• **Exercise requirements**: In the records below, copy the lines from the one containing "q3-option-a: A. ①② bbox=[118, 160, 169, 179]" through the one containing "q3-statement-3: ③有利于提升基层治理现代化水平 bbox=[118, 137, 359, 156]", both included. Reproduce only those lines, unchanged.

<<<<

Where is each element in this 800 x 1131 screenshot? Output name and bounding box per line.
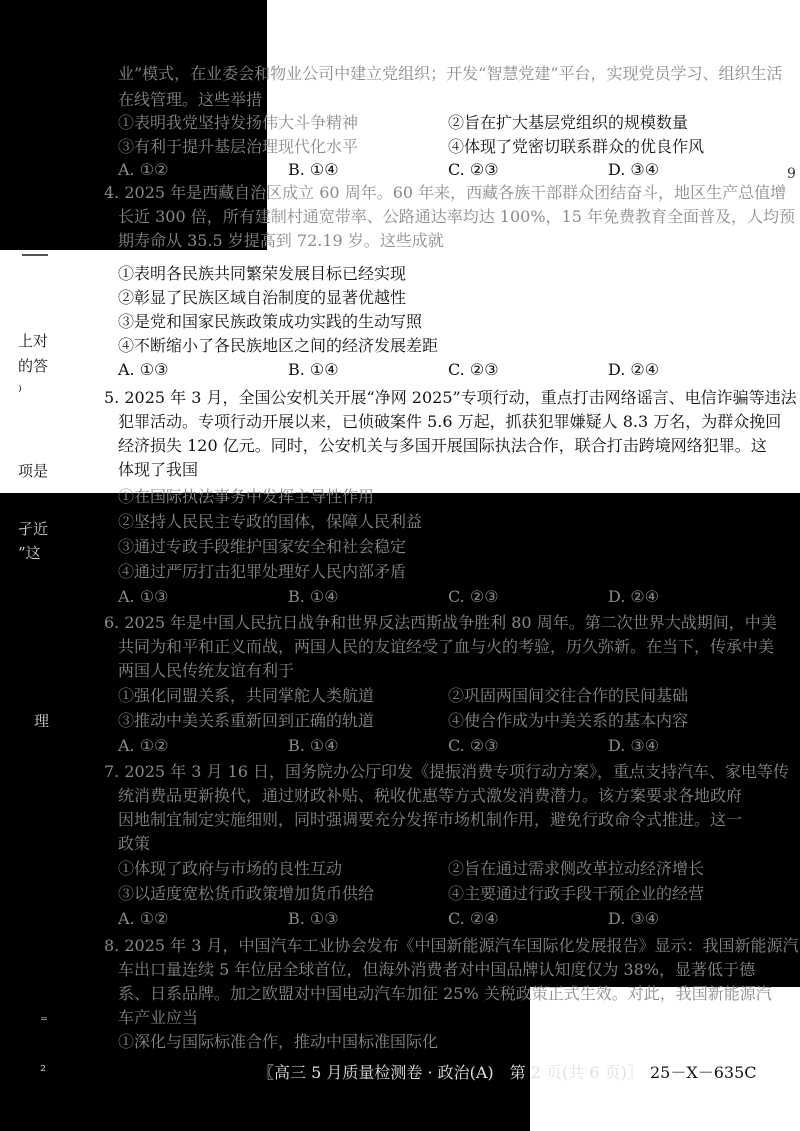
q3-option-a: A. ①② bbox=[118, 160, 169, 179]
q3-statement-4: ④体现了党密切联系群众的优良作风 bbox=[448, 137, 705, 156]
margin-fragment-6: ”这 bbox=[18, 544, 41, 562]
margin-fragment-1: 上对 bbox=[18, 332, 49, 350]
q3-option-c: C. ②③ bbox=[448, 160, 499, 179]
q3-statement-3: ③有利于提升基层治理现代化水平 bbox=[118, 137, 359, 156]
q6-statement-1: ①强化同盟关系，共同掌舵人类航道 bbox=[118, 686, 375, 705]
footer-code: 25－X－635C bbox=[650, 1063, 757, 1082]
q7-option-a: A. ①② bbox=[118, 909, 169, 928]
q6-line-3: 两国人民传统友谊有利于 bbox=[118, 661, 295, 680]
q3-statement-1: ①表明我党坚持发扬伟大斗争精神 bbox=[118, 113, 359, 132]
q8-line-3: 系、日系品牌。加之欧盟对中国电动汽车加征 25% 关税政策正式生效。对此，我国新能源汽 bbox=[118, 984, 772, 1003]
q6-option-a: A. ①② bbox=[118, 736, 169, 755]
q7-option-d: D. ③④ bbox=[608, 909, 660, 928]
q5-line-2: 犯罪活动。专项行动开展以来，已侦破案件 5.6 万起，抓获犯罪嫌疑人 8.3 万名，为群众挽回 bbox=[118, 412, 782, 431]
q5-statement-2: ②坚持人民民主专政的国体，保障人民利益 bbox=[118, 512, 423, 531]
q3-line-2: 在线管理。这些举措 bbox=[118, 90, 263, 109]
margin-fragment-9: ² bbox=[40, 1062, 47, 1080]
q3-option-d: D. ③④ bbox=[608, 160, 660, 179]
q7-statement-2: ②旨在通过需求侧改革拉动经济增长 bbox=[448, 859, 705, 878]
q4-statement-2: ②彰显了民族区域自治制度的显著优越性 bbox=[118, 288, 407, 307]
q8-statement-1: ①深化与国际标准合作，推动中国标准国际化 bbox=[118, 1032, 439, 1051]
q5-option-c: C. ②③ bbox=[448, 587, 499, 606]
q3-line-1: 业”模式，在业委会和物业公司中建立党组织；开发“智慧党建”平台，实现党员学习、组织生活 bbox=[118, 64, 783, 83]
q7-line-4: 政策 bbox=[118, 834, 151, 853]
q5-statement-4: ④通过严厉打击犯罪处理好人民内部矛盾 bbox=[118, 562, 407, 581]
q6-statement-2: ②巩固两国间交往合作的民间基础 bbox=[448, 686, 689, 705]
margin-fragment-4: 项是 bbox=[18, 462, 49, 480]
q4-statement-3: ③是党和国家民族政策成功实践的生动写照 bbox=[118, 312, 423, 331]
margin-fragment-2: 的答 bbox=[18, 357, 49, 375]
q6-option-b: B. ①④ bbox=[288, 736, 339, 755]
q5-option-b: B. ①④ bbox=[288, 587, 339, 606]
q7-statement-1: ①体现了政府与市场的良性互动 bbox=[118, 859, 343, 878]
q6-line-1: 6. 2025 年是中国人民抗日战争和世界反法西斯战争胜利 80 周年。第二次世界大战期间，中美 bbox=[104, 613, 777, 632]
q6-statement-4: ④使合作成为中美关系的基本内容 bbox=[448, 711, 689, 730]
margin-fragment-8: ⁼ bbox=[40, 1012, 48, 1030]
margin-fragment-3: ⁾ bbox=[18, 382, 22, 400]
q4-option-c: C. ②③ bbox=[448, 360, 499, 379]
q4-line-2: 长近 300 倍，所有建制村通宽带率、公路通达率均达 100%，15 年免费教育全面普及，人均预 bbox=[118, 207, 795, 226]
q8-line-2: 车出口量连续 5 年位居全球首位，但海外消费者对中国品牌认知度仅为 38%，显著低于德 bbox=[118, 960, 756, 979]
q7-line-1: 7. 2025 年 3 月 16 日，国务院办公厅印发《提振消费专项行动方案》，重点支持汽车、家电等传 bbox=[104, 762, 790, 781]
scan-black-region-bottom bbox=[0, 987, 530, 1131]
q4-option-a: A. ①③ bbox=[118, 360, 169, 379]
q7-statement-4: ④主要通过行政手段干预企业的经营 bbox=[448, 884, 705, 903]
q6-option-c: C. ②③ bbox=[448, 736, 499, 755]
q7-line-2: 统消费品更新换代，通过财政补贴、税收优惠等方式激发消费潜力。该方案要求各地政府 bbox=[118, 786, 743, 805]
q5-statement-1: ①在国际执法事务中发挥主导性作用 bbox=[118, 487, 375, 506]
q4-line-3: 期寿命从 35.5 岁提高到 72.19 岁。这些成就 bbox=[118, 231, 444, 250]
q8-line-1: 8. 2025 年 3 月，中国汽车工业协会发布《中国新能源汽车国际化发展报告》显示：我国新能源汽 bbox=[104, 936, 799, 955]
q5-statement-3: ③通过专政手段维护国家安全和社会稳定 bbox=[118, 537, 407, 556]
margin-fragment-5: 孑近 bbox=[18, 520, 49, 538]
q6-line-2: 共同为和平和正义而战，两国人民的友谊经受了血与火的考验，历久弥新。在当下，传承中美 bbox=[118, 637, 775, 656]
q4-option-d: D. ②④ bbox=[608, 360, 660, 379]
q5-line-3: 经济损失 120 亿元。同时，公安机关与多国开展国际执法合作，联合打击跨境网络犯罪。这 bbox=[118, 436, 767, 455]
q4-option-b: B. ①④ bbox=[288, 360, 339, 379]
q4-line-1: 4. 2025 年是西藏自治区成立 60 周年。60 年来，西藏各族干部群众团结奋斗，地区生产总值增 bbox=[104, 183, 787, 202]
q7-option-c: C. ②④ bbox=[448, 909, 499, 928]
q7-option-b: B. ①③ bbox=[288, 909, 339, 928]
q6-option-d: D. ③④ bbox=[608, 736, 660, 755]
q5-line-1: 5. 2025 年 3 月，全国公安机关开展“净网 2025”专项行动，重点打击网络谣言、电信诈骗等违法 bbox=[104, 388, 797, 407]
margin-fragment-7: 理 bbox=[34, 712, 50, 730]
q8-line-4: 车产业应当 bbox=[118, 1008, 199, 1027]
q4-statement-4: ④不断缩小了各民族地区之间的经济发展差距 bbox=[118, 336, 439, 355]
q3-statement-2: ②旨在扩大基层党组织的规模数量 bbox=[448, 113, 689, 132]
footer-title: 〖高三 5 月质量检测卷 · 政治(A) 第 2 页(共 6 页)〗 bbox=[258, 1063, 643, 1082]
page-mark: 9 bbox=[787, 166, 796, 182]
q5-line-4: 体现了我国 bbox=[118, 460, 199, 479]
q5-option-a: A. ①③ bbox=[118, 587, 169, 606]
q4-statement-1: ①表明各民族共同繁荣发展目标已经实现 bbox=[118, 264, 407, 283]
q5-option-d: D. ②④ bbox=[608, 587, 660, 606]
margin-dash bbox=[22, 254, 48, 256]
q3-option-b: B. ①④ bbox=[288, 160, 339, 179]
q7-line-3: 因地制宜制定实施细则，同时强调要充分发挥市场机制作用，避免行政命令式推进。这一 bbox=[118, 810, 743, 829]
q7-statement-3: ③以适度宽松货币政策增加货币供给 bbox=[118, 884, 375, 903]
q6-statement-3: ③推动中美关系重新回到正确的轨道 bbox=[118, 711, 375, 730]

>>>>

• **Task answer**:
q3-option-a: A. ①② bbox=[118, 160, 169, 179]
q3-statement-4: ④体现了党密切联系群众的优良作风 bbox=[448, 137, 705, 156]
margin-fragment-6: ”这 bbox=[18, 544, 41, 562]
margin-fragment-1: 上对 bbox=[18, 332, 49, 350]
q3-option-c: C. ②③ bbox=[448, 160, 499, 179]
q3-statement-3: ③有利于提升基层治理现代化水平 bbox=[118, 137, 359, 156]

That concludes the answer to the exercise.